◆ **What is being asked**:
Below is a listing. Gather each line of it that contains "AAOM".

## Begin Supplied information

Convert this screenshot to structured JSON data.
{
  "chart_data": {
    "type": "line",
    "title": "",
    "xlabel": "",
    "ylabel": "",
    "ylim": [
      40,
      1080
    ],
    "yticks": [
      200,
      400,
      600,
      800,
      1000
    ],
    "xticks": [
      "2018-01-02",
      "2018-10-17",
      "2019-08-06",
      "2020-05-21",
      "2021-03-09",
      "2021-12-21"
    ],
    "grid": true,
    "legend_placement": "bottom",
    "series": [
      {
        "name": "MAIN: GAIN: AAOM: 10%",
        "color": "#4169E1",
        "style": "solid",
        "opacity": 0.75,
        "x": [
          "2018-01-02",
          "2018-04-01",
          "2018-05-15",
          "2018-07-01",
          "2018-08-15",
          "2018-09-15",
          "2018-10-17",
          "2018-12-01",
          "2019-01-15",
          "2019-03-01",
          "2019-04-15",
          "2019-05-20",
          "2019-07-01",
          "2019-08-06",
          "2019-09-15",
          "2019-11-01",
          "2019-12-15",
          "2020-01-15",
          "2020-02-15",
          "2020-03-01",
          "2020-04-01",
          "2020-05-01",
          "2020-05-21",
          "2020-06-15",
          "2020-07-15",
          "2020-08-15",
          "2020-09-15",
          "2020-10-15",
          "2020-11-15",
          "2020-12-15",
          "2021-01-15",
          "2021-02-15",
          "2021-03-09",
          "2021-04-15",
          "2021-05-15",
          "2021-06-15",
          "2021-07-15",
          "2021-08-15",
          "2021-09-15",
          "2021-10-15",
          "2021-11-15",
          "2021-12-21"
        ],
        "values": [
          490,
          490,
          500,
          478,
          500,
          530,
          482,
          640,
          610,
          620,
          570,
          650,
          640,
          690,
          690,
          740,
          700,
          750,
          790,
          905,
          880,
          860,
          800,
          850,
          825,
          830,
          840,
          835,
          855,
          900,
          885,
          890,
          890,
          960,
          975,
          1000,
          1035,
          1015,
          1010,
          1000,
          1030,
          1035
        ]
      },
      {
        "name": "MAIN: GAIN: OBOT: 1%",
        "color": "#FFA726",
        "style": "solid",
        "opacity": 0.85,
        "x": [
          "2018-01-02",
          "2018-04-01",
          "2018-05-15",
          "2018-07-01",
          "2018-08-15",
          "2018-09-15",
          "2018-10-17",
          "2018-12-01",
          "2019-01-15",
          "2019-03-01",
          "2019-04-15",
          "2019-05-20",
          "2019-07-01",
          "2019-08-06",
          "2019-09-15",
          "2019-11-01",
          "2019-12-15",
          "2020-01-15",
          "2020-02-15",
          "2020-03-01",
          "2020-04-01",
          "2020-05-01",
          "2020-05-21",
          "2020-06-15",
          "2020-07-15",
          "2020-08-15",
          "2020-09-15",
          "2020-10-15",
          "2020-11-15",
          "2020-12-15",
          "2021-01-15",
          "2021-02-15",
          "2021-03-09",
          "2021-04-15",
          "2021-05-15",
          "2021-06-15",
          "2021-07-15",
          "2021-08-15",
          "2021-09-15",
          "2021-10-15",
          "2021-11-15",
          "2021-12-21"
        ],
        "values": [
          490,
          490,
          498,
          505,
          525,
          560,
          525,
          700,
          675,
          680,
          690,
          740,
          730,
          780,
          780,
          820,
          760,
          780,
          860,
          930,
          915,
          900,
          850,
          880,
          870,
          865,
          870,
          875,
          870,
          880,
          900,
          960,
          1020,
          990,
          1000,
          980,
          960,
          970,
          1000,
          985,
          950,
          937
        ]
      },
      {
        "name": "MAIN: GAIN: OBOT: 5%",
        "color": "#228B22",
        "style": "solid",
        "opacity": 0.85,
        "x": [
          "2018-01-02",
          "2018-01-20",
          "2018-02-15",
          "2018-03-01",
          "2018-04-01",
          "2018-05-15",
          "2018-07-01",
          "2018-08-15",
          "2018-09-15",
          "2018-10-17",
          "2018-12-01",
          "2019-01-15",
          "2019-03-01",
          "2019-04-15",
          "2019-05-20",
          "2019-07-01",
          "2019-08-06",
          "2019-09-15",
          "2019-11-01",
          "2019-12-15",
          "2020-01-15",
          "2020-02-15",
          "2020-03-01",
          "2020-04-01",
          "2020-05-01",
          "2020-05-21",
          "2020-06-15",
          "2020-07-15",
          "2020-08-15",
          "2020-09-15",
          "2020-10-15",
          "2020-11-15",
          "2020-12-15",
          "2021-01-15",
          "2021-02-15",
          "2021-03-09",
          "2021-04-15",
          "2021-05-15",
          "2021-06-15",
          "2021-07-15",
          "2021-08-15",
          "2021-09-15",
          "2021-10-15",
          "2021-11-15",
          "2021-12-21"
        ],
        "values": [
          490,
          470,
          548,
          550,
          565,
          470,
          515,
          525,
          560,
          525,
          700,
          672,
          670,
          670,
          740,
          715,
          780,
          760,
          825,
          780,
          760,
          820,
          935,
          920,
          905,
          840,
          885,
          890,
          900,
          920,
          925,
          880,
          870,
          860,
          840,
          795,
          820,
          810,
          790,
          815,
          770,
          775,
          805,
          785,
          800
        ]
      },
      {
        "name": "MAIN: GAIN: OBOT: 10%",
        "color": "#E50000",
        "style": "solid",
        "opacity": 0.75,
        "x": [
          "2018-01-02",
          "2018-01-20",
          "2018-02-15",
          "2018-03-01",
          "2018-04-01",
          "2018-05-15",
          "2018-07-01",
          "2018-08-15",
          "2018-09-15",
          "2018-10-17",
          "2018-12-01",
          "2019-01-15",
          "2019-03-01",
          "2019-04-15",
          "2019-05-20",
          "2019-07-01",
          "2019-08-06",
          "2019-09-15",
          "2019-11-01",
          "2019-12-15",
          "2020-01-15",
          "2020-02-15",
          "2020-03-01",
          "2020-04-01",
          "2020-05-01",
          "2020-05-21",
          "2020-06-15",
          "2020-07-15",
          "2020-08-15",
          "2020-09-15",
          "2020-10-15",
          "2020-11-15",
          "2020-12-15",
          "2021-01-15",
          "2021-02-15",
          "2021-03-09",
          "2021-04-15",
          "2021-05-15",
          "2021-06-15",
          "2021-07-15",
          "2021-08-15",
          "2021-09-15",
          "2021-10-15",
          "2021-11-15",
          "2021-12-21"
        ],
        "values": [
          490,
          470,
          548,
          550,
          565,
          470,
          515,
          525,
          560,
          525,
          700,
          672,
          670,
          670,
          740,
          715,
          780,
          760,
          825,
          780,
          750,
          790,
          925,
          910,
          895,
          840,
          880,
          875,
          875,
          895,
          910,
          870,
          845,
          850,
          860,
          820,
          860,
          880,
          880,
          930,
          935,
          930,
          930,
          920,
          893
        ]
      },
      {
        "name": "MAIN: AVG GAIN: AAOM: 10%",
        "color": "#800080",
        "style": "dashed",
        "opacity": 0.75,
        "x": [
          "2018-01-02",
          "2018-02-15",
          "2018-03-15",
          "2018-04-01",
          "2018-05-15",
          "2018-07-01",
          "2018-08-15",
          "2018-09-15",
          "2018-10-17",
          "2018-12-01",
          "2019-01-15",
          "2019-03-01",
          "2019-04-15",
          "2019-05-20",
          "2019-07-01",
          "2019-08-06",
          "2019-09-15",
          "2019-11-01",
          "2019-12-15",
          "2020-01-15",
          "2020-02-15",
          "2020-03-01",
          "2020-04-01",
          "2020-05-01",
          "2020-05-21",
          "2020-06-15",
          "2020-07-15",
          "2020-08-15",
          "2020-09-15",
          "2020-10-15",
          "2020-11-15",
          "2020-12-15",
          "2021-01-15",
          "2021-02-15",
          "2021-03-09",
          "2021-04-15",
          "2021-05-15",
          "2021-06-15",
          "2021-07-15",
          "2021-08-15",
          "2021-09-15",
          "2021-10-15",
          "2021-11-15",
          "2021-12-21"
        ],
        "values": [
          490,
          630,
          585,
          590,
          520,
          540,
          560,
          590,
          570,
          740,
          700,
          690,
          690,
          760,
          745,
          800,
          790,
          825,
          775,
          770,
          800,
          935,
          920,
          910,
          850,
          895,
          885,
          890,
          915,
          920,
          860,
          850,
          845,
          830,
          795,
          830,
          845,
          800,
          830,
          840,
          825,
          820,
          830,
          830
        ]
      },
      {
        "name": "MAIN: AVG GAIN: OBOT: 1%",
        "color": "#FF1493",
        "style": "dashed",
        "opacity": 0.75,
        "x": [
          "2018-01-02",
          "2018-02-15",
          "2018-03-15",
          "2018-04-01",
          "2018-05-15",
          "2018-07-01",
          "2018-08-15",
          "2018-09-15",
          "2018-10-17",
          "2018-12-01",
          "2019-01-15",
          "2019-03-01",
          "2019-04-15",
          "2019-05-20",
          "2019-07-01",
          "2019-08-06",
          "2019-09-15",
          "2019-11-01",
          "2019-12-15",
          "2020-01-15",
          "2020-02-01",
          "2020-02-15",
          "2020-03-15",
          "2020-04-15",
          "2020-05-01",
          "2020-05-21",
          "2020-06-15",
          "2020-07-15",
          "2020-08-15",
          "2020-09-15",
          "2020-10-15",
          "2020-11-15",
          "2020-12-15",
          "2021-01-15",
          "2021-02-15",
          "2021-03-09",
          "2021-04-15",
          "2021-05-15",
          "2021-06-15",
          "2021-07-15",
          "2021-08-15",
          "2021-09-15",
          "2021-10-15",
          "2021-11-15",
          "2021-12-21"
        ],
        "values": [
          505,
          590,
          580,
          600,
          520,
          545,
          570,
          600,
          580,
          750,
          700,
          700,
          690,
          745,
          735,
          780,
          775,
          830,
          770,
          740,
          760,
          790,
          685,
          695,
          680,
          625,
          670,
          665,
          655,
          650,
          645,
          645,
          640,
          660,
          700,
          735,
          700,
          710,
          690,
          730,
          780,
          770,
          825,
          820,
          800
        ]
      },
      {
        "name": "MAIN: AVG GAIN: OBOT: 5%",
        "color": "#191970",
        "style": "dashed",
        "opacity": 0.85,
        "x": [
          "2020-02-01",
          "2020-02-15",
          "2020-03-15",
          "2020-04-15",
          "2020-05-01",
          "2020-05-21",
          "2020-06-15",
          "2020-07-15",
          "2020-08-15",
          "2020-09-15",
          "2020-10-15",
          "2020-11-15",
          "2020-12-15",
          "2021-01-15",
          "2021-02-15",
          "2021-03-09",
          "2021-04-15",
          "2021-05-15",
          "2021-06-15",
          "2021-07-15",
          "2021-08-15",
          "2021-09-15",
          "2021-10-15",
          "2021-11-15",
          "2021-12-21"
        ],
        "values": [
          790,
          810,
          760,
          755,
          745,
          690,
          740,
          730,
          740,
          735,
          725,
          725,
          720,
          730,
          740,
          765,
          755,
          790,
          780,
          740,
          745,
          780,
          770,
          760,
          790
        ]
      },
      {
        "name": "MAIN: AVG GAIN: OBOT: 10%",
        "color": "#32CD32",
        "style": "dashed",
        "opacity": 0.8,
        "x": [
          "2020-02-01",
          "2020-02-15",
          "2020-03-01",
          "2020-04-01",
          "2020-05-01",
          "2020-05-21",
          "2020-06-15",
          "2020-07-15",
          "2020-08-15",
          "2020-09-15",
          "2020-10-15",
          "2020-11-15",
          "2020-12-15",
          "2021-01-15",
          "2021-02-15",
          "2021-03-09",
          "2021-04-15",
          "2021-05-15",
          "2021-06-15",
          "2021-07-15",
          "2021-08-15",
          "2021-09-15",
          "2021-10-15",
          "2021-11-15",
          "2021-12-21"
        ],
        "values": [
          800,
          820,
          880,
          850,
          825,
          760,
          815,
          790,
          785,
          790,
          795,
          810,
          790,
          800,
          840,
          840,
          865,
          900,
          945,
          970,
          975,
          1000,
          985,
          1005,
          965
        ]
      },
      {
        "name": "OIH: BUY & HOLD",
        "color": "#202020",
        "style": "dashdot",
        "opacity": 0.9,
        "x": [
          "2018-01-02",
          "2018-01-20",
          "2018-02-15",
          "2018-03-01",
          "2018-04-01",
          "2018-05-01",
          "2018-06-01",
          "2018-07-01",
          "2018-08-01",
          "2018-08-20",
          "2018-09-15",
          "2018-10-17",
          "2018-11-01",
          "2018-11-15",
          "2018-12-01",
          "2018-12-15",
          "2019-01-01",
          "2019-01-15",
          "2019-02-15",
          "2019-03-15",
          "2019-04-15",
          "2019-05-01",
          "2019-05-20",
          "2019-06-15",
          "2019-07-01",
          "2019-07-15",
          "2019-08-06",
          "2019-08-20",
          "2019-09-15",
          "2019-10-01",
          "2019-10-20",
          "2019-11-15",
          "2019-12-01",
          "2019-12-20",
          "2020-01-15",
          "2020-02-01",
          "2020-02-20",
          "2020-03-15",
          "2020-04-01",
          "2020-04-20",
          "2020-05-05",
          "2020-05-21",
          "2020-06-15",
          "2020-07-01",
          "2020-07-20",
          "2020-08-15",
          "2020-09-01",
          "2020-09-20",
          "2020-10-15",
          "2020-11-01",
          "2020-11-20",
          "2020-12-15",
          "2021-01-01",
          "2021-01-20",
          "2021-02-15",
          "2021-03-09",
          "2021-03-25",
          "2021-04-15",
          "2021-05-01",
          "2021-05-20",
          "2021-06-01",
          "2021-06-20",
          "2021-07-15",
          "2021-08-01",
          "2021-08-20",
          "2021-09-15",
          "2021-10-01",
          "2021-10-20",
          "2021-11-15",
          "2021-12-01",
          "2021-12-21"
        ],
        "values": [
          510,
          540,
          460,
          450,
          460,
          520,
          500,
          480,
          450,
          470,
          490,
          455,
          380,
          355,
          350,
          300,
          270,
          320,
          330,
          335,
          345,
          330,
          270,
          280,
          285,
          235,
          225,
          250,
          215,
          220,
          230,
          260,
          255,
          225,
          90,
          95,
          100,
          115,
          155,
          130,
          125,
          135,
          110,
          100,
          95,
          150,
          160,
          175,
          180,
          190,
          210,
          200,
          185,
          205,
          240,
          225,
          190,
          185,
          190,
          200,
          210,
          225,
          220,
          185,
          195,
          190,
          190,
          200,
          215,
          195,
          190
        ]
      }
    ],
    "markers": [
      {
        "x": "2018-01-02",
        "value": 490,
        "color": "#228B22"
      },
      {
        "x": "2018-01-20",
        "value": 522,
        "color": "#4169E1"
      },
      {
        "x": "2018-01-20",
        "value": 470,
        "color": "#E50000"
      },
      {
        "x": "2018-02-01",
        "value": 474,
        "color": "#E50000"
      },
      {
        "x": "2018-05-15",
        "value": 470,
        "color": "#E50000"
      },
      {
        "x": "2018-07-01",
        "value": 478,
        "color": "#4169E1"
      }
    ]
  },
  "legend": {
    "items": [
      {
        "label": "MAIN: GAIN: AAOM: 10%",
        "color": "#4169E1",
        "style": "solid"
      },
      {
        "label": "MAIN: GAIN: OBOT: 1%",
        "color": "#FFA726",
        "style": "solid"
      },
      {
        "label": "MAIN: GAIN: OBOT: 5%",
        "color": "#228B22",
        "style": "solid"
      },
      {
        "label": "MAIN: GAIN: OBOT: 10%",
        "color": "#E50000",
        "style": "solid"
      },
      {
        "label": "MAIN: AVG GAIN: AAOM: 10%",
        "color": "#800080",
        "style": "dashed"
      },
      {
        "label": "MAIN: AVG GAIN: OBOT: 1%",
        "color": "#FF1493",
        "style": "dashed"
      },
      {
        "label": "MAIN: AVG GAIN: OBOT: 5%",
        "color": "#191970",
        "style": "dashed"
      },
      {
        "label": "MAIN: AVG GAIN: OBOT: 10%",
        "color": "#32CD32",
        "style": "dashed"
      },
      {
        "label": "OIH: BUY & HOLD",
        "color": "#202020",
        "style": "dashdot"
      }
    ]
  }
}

## End Supplied information

◆ **Solution to the problem**:
        "name": "MAIN: GAIN: AAOM: 10%",
        "name": "MAIN: AVG GAIN: AAOM: 10%",
        "label": "MAIN: GAIN: AAOM: 10%",
        "label": "MAIN: AVG GAIN: AAOM: 10%",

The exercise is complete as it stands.